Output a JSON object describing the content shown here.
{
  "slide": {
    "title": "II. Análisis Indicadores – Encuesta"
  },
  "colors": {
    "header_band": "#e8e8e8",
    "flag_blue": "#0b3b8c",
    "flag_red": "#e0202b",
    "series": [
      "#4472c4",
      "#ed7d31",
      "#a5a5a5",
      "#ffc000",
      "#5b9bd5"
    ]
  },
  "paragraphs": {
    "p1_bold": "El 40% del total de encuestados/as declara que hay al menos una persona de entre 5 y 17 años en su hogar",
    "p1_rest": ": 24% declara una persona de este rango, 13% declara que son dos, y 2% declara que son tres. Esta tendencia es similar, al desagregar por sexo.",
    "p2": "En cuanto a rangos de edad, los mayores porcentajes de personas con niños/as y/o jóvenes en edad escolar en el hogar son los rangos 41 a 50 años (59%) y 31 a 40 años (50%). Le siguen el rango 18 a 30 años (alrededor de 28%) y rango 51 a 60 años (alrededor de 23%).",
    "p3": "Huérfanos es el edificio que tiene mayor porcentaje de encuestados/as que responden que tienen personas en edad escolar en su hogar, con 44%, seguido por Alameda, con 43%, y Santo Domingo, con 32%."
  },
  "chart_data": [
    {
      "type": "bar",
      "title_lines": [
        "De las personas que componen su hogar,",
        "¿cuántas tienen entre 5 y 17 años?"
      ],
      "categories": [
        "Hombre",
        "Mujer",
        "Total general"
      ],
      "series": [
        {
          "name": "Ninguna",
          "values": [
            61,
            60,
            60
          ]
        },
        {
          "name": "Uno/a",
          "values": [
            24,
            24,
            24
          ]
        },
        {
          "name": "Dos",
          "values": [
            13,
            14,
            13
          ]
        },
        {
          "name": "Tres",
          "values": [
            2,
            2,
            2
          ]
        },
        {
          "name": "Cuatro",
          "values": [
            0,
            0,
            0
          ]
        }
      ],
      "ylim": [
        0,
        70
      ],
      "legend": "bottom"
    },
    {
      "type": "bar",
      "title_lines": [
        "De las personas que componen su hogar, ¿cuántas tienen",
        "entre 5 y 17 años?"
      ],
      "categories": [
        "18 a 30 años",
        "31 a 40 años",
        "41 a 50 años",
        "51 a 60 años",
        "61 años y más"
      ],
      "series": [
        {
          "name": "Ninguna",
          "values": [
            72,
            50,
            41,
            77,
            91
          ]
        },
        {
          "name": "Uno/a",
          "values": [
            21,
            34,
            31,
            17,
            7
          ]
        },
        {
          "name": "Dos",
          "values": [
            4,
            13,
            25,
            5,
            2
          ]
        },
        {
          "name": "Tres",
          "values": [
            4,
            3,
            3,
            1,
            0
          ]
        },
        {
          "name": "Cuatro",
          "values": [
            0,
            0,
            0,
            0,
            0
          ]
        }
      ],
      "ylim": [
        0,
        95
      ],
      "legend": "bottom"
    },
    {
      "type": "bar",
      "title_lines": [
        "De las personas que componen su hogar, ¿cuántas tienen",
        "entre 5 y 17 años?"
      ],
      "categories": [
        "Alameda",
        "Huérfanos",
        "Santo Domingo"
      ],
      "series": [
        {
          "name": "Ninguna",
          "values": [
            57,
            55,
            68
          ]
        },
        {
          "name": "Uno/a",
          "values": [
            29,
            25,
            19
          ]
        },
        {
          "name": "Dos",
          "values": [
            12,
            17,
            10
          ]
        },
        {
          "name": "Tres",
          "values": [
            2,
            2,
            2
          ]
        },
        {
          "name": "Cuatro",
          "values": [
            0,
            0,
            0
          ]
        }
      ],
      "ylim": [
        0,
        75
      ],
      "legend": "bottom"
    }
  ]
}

....

Each line above must be reproduced exactly as it stands.

◆ Expected output ◆
Output a JSON object describing the content shown here.
{
  "slide": {
    "title": "II. Análisis Indicadores – Encuesta"
  },
  "colors": {
    "header_band": "#e8e8e8",
    "flag_blue": "#0b3b8c",
    "flag_red": "#e0202b",
    "series": [
      "#4472c4",
      "#ed7d31",
      "#a5a5a5",
      "#ffc000",
      "#5b9bd5"
    ]
  },
  "paragraphs": {
    "p1_bold": "El 40% del total de encuestados/as declara que hay al menos una persona de entre 5 y 17 años en su hogar",
    "p1_rest": ": 24% declara una persona de este rango, 13% declara que son dos, y 2% declara que son tres. Esta tendencia es similar, al desagregar por sexo.",
    "p2": "En cuanto a rangos de edad, los mayores porcentajes de personas con niños/as y/o jóvenes en edad escolar en el hogar son los rangos 41 a 50 años (59%) y 31 a 40 años (50%). Le siguen el rango 18 a 30 años (alrededor de 28%) y rango 51 a 60 años (alrededor de 23%).",
    "p3": "Huérfanos es el edificio que tiene mayor porcentaje de encuestados/as que responden que tienen personas en edad escolar en su hogar, con 44%, seguido por Alameda, con 43%, y Santo Domingo, con 32%."
  },
  "chart_data": [
    {
      "type": "bar",
      "title_lines": [
        "De las personas que componen su hogar,",
        "¿cuántas tienen entre 5 y 17 años?"
      ],
      "categories": [
        "Hombre",
        "Mujer",
        "Total general"
      ],
      "series": [
        {
          "name": "Ninguna",
          "values": [
            61,
            60,
            60
          ]
        },
        {
          "name": "Uno/a",
          "values": [
            24,
            24,
            24
          ]
        },
        {
          "name": "Dos",
          "values": [
            13,
            14,
            13
          ]
        },
        {
          "name": "Tres",
          "values": [
            2,
            2,
            2
          ]
        },
        {
          "name": "Cuatro",
          "values": [
            0,
            0,
            0
          ]
        }
      ],
      "ylim": [
        0,
        70
      ],
      "legend": "bottom"
    },
    {
      "type": "bar",
      "title_lines": [
        "De las personas que componen su hogar, ¿cuántas tienen",
        "entre 5 y 17 años?"
      ],
      "categories": [
        "18 a 30 años",
        "31 a 40 años",
        "41 a 50 años",
        "51 a 60 años",
        "61 años y más"
      ],
      "series": [
        {
          "name": "Ninguna",
          "values": [
            72,
            50,
            41,
            77,
            91
          ]
        },
        {
          "name": "Uno/a",
          "values": [
            21,
            34,
            31,
            17,
            7
          ]
        },
        {
          "name": "Dos",
          "values": [
            4,
            13,
            25,
            5,
            2
          ]
        },
        {
          "name": "Tres",
          "values": [
            4,
            3,
            3,
            1,
            0
          ]
        },
        {
          "name": "Cuatro",
          "values": [
            0,
            0,
            0,
            0,
            0
          ]
        }
      ],
      "ylim": [
        0,
        95
      ],
      "legend": "bottom"
    },
    {
      "type": "bar",
      "title_lines": [
        "De las personas que componen su hogar, ¿cuántas tienen",
        "entre 5 y 17 años?"
      ],
      "categories": [
        "Alameda",
        "Huérfanos",
        "Santo Domingo"
      ],
      "series": [
        {
          "name": "Ninguna",
          "values": [
            57,
            55,
            68
          ]
        },
        {
          "name": "Uno/a",
          "values": [
            29,
            25,
            19
          ]
        },
        {
          "name": "Dos",
          "values": [
            12,
            17,
            10
          ]
        },
        {
          "name": "Tres",
          "values": [
            2,
            2,
            2
          ]
        },
        {
          "name": "Cuatro",
          "values": [
            0,
            0,
            0
          ]
        }
      ],
      "ylim": [
        0,
        75
      ],
      "legend": "bottom"
    }
  ]
}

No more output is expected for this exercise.